Task instructions:
Read the lines that follow and tally those with the word "name"; give the number and nothing else.
----------------------------------------
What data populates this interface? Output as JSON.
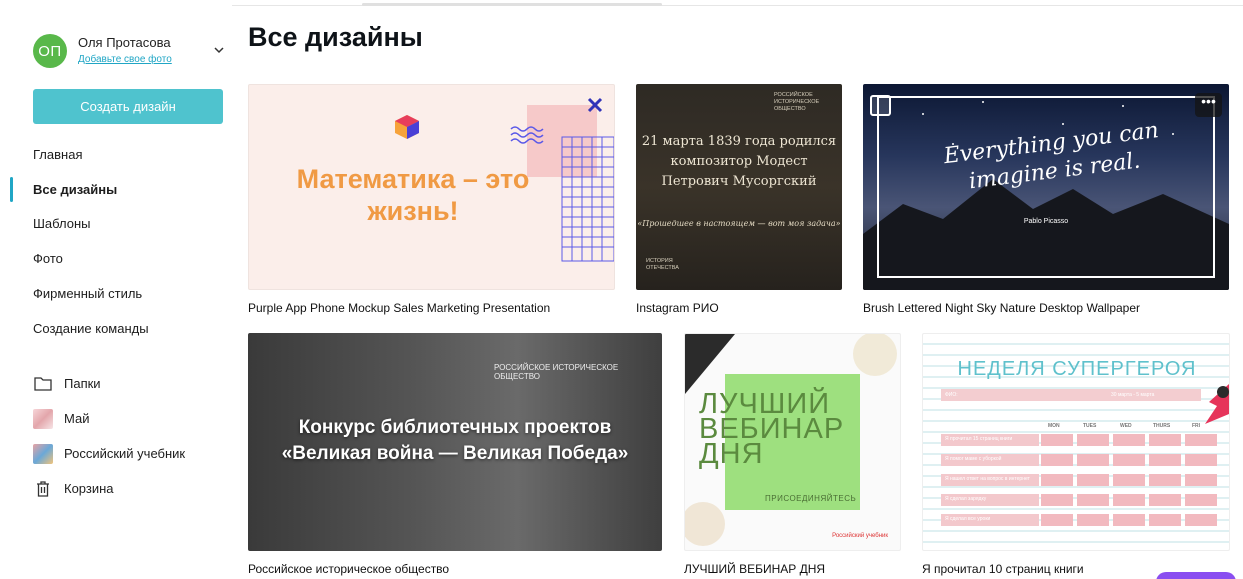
{
  "user": {
    "avatar_initials": "ОП",
    "name": "Оля Протасова",
    "add_photo": "Добавьте свое фото"
  },
  "sidebar": {
    "create_button": "Создать дизайн",
    "nav": [
      {
        "label": "Главная",
        "active": false
      },
      {
        "label": "Все дизайны",
        "active": true
      },
      {
        "label": "Шаблоны",
        "active": false
      },
      {
        "label": "Фото",
        "active": false
      },
      {
        "label": "Фирменный стиль",
        "active": false
      },
      {
        "label": "Создание команды",
        "active": false
      }
    ],
    "folders": [
      {
        "label": "Папки",
        "icon": "folder-icon"
      },
      {
        "label": "Май",
        "icon": "folder-thumbnail"
      },
      {
        "label": "Российский учебник",
        "icon": "folder-thumbnail"
      },
      {
        "label": "Корзина",
        "icon": "trash-icon"
      }
    ]
  },
  "main": {
    "title": "Все дизайны",
    "designs": [
      {
        "caption": "Purple App Phone Mockup Sales Marketing Presentation",
        "preview_text": "Математика – это жизнь!"
      },
      {
        "caption": "Instagram РИО",
        "preview_text": "21 марта 1839 года родился композитор Модест Петрович Мусоргский",
        "preview_quote": "«Прошедшее в настоящем — вот моя задача»",
        "preview_logo": "Российское историческое общество",
        "preview_logo2": "История Отечества"
      },
      {
        "caption": "Brush Lettered Night Sky Nature Desktop Wallpaper",
        "preview_text": "Everything you can imagine is real.",
        "preview_author": "Pablo Picasso",
        "more_label": "•••"
      },
      {
        "caption": "Российское историческое общество",
        "preview_text_line1": "Конкурс библиотечных проектов",
        "preview_text_line2": "«Великая война — Великая Победа»",
        "preview_logo": "Российское историческое общество"
      },
      {
        "caption": "ЛУЧШИЙ ВЕБИНАР ДНЯ",
        "preview_text": "ЛУЧШИЙ ВЕБИНАР ДНЯ",
        "preview_sub": "ПРИСОЕДИНЯЙТЕСЬ",
        "preview_brand": "Российский учебник"
      },
      {
        "caption": "Я прочитал 10 страниц книги",
        "preview_title": "НЕДЕЛЯ СУПЕРГЕРОЯ",
        "preview_fio": "ФИО:",
        "preview_dates": "30 марта - 5 марта",
        "days": [
          "MON",
          "TUES",
          "WED",
          "THURS",
          "FRI"
        ],
        "rows": [
          "Я прочитал 15 страниц книги",
          "Я помог маме с уборкой",
          "Я нашел ответ на вопрос в интернет",
          "Я сделал зарядку",
          "Я сделал все уроки"
        ]
      }
    ]
  },
  "colors": {
    "accent": "#20a6c5",
    "create_button": "#4fc3ce",
    "avatar": "#59b84a"
  }
}
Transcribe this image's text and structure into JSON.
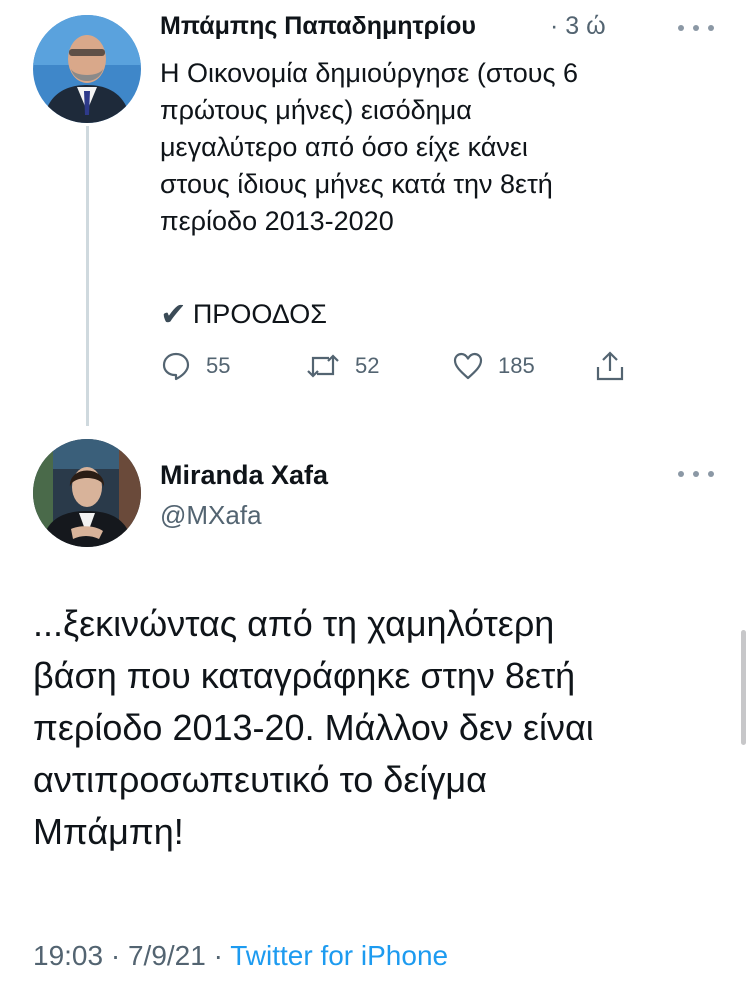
{
  "tweet1": {
    "author": "Μπάμπης Παπαδημητρίου",
    "separator": "·",
    "time": "3 ώ",
    "text": "Η Οικονομία δημιούργησε (στους 6\nπρώτους μήνες) εισόδημα\nμεγαλύτερο από όσο είχε κάνει\nστους ίδιους μήνες κατά την 8ετή\nπερίοδο 2013-2020",
    "check_icon": "heavy-check-mark",
    "check_text": "ΠΡΟΟΔΟΣ",
    "actions": {
      "reply_count": "55",
      "retweet_count": "52",
      "like_count": "185"
    }
  },
  "tweet2": {
    "name": "Miranda Xafa",
    "handle": "@MXafa",
    "text": "...ξεκινώντας από τη χαμηλότερη\nβάση που καταγράφηκε στην 8ετή\nπερίοδο 2013-20. Μάλλον δεν είναι\nαντιπροσωπευτικό το δείγμα\nΜπάμπη!",
    "time": "19:03",
    "sep1": "·",
    "date": "7/9/21",
    "sep2": "·",
    "source": "Twitter for iPhone"
  },
  "colors": {
    "text": "#0f1419",
    "secondary": "#536471",
    "link": "#1d9bf0",
    "thread_line": "#cfd9de"
  }
}
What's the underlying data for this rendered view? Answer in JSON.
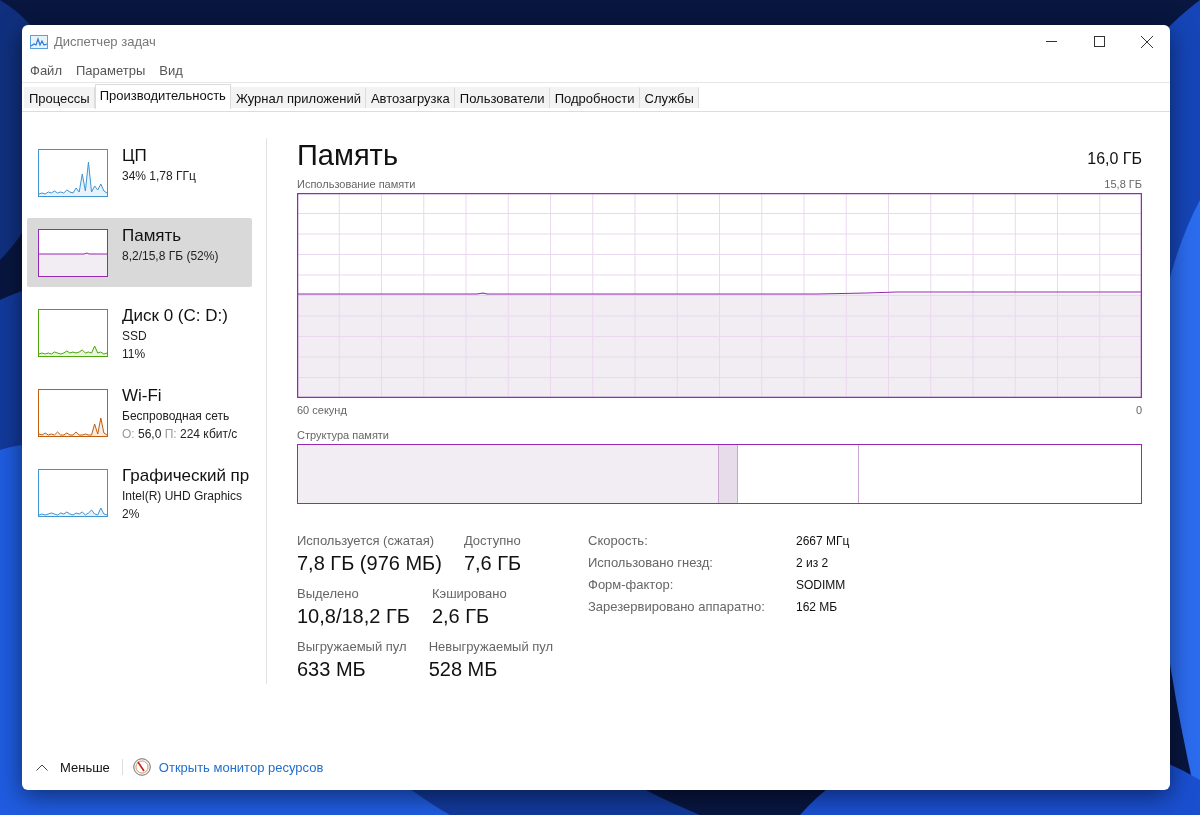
{
  "window": {
    "title": "Диспетчер задач"
  },
  "menu": [
    "Файл",
    "Параметры",
    "Вид"
  ],
  "tabs": [
    {
      "label": "Процессы",
      "selected": false
    },
    {
      "label": "Производительность",
      "selected": true
    },
    {
      "label": "Журнал приложений",
      "selected": false
    },
    {
      "label": "Автозагрузка",
      "selected": false
    },
    {
      "label": "Пользователи",
      "selected": false
    },
    {
      "label": "Подробности",
      "selected": false
    },
    {
      "label": "Службы",
      "selected": false
    }
  ],
  "sidebar": {
    "items": [
      {
        "kind": "spiky",
        "title": "ЦП",
        "lines": [
          [
            {
              "text": "34%  1,78 ГГц",
              "muted": false
            }
          ]
        ],
        "color": "#3f94d2",
        "selected": false
      },
      {
        "kind": "flat",
        "title": "Память",
        "lines": [
          [
            {
              "text": "8,2/15,8 ГБ (52%)",
              "muted": false
            }
          ]
        ],
        "color": "#9528b4",
        "selected": true
      },
      {
        "kind": "spiky",
        "title": "Диск 0 (C: D:)",
        "lines": [
          [
            {
              "text": "SSD",
              "muted": false
            }
          ],
          [
            {
              "text": "11%",
              "muted": false
            }
          ]
        ],
        "color": "#4da60c",
        "selected": false
      },
      {
        "kind": "spiky",
        "title": "Wi-Fi",
        "lines": [
          [
            {
              "text": "Беспроводная сеть",
              "muted": false
            }
          ],
          [
            {
              "text": "О:",
              "muted": true
            },
            {
              "text": " 56,0 ",
              "muted": false
            },
            {
              "text": "П:",
              "muted": true
            },
            {
              "text": " 224 кбит/с",
              "muted": false
            }
          ]
        ],
        "color": "#c15d0f",
        "selected": false
      },
      {
        "kind": "spiky",
        "title": "Графический пр",
        "lines": [
          [
            {
              "text": "Intel(R) UHD Graphics",
              "muted": false
            }
          ],
          [
            {
              "text": "2%",
              "muted": false
            }
          ]
        ],
        "color": "#3f94d2",
        "selected": false
      }
    ]
  },
  "detail": {
    "title": "Память",
    "total": "16,0 ГБ",
    "usage_chart": {
      "caption": "Использование памяти",
      "max": "15,8 ГБ",
      "x_start": "60 секунд",
      "x_end": "0"
    },
    "composition": {
      "caption": "Структура памяти"
    },
    "stats": [
      [
        {
          "label": "Используется (сжатая)",
          "value": "7,8 ГБ (976 МБ)"
        },
        {
          "label": "Доступно",
          "value": "7,6 ГБ"
        }
      ],
      [
        {
          "label": "Выделено",
          "value": "10,8/18,2 ГБ"
        },
        {
          "label": "Кэшировано",
          "value": "2,6 ГБ"
        }
      ],
      [
        {
          "label": "Выгружаемый пул",
          "value": "633 МБ"
        },
        {
          "label": "Невыгружаемый пул",
          "value": "528 МБ"
        }
      ]
    ],
    "specs": [
      {
        "label": "Скорость:",
        "value": "2667 МГц"
      },
      {
        "label": "Использовано гнезд:",
        "value": "2 из 2"
      },
      {
        "label": "Форм-фактор:",
        "value": "SODIMM"
      },
      {
        "label": "Зарезервировано аппаратно:",
        "value": "162 МБ"
      }
    ]
  },
  "footer": {
    "less": "Меньше",
    "link": "Открыть монитор ресурсов"
  }
}
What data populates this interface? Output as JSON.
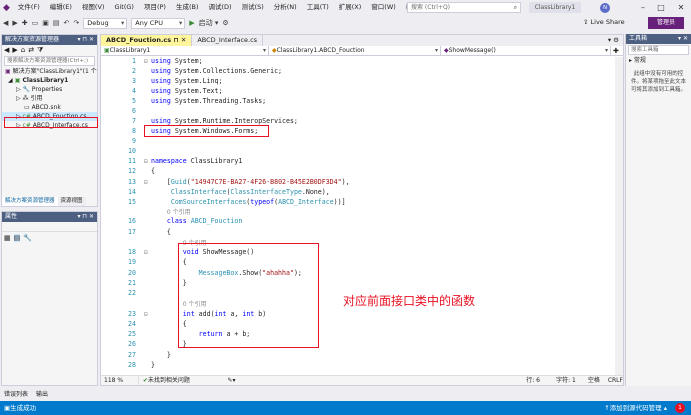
{
  "menu": [
    "文件(F)",
    "编辑(E)",
    "视图(V)",
    "Git(G)",
    "项目(P)",
    "生成(B)",
    "调试(D)",
    "测试(S)",
    "分析(N)",
    "工具(T)",
    "扩展(X)",
    "窗口(W)",
    "帮助(H)"
  ],
  "search_placeholder": "搜索 (Ctrl+Q)",
  "solution_badge": "ClassLibrary1",
  "avatar_initial": "N",
  "toolbar": {
    "config": "Debug",
    "platform": "Any CPU",
    "start_label": "启动 ▾",
    "live_share": "Live Share",
    "admin": "管理员"
  },
  "explorer": {
    "title": "解决方案资源管理器",
    "search_placeholder": "搜索解决方案资源管理器(Ctrl+;)",
    "solution": "解决方案\"ClassLibrary1\"(1 个",
    "project": "ClassLibrary1",
    "items": [
      "Properties",
      "引用",
      "ABCD.snk",
      "ABCD_Fouction.cs",
      "ABCD_Interface.cs"
    ],
    "tab_explorer": "解决方案资源管理器",
    "tab_view": "资源视图"
  },
  "properties": {
    "title": "属性"
  },
  "editor": {
    "tabs": [
      "ABCD_Fouction.cs",
      "ABCD_Interface.cs"
    ],
    "nav": [
      "ClassLibrary1",
      "ClassLibrary1.ABCD_Fouction",
      "ShowMessage()"
    ],
    "zoom": "118 %",
    "no_issues": "未找到相关问题",
    "line": "行: 6",
    "col": "字符: 1",
    "spaces": "空格",
    "eol": "CRLF"
  },
  "annotation": "对应前面接口类中的函数",
  "toolbox": {
    "title": "工具箱",
    "search": "搜索工具箱",
    "group": "▸ 常规",
    "empty_msg": "此组中没有可用的控件。将某项拖至此文本可将其添加到工具箱。"
  },
  "bottom_tabs": [
    "错误列表",
    "输出"
  ],
  "status": {
    "message": "生成成功",
    "source_control": "添加到源代码管理 ▴",
    "notif": "1"
  },
  "refs0": "0 个引用"
}
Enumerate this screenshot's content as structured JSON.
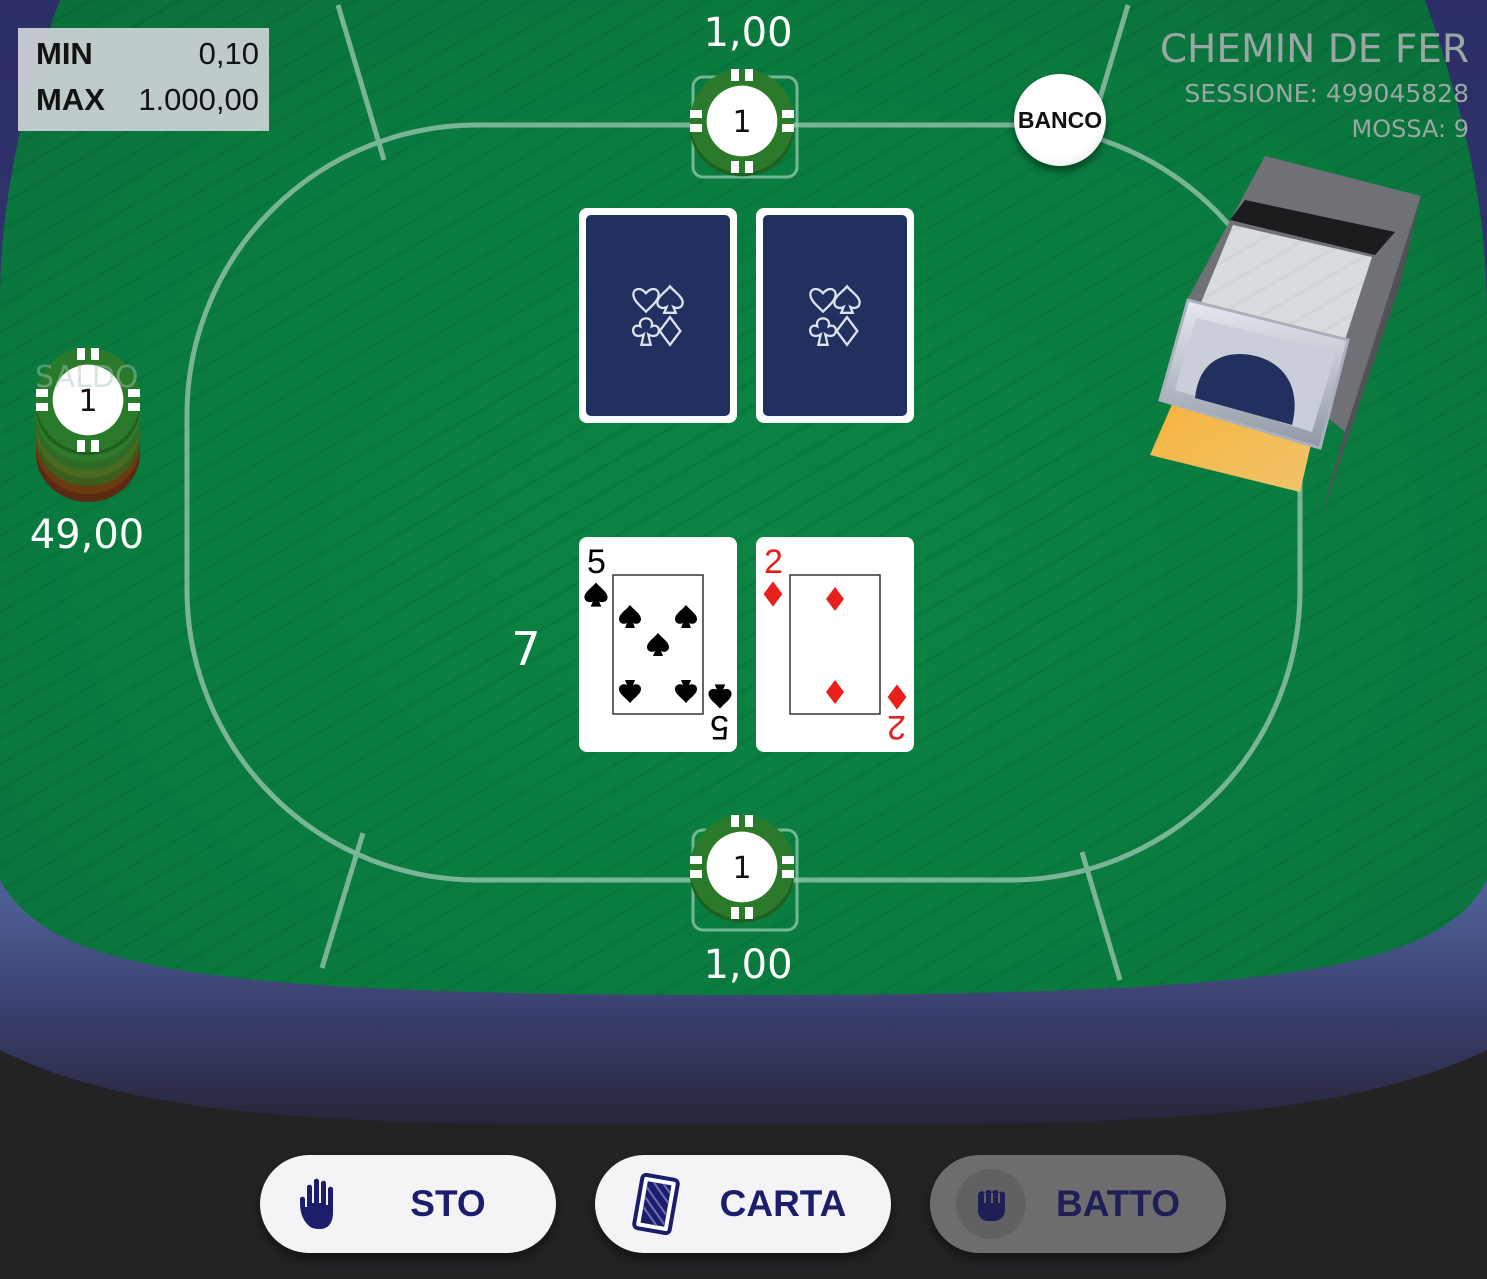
{
  "limits": {
    "min_label": "MIN",
    "min_value": "0,10",
    "max_label": "MAX",
    "max_value": "1.000,00"
  },
  "header": {
    "game_title": "CHEMIN DE FER",
    "session": "SESSIONE: 499045828",
    "move": "MOSSA: 9"
  },
  "banker": {
    "label": "BANCO",
    "bet_amount": "1,00",
    "chip_value": "1"
  },
  "player": {
    "bet_amount": "1,00",
    "chip_value": "1",
    "score": "7"
  },
  "balance": {
    "label_partial": "SALDO",
    "amount": "49,00",
    "chip_value": "1"
  },
  "banker_cards": [
    {
      "face": "down"
    },
    {
      "face": "down"
    }
  ],
  "player_cards": [
    {
      "rank": "5",
      "suit": "spades",
      "color": "#000000"
    },
    {
      "rank": "2",
      "suit": "diamonds",
      "color": "#e8201b"
    }
  ],
  "actions": [
    {
      "label": "STO",
      "icon": "hand-stop-icon",
      "enabled": true
    },
    {
      "label": "CARTA",
      "icon": "card-icon",
      "enabled": true
    },
    {
      "label": "BATTO",
      "icon": "fist-icon",
      "enabled": false
    }
  ],
  "colors": {
    "felt": "#0b8042",
    "rail": "#2b2f6e",
    "chip_green": "#2b7a2b",
    "card_back": "#22305f",
    "red_suit": "#e8201b"
  }
}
----------------------------------------
Task response:
2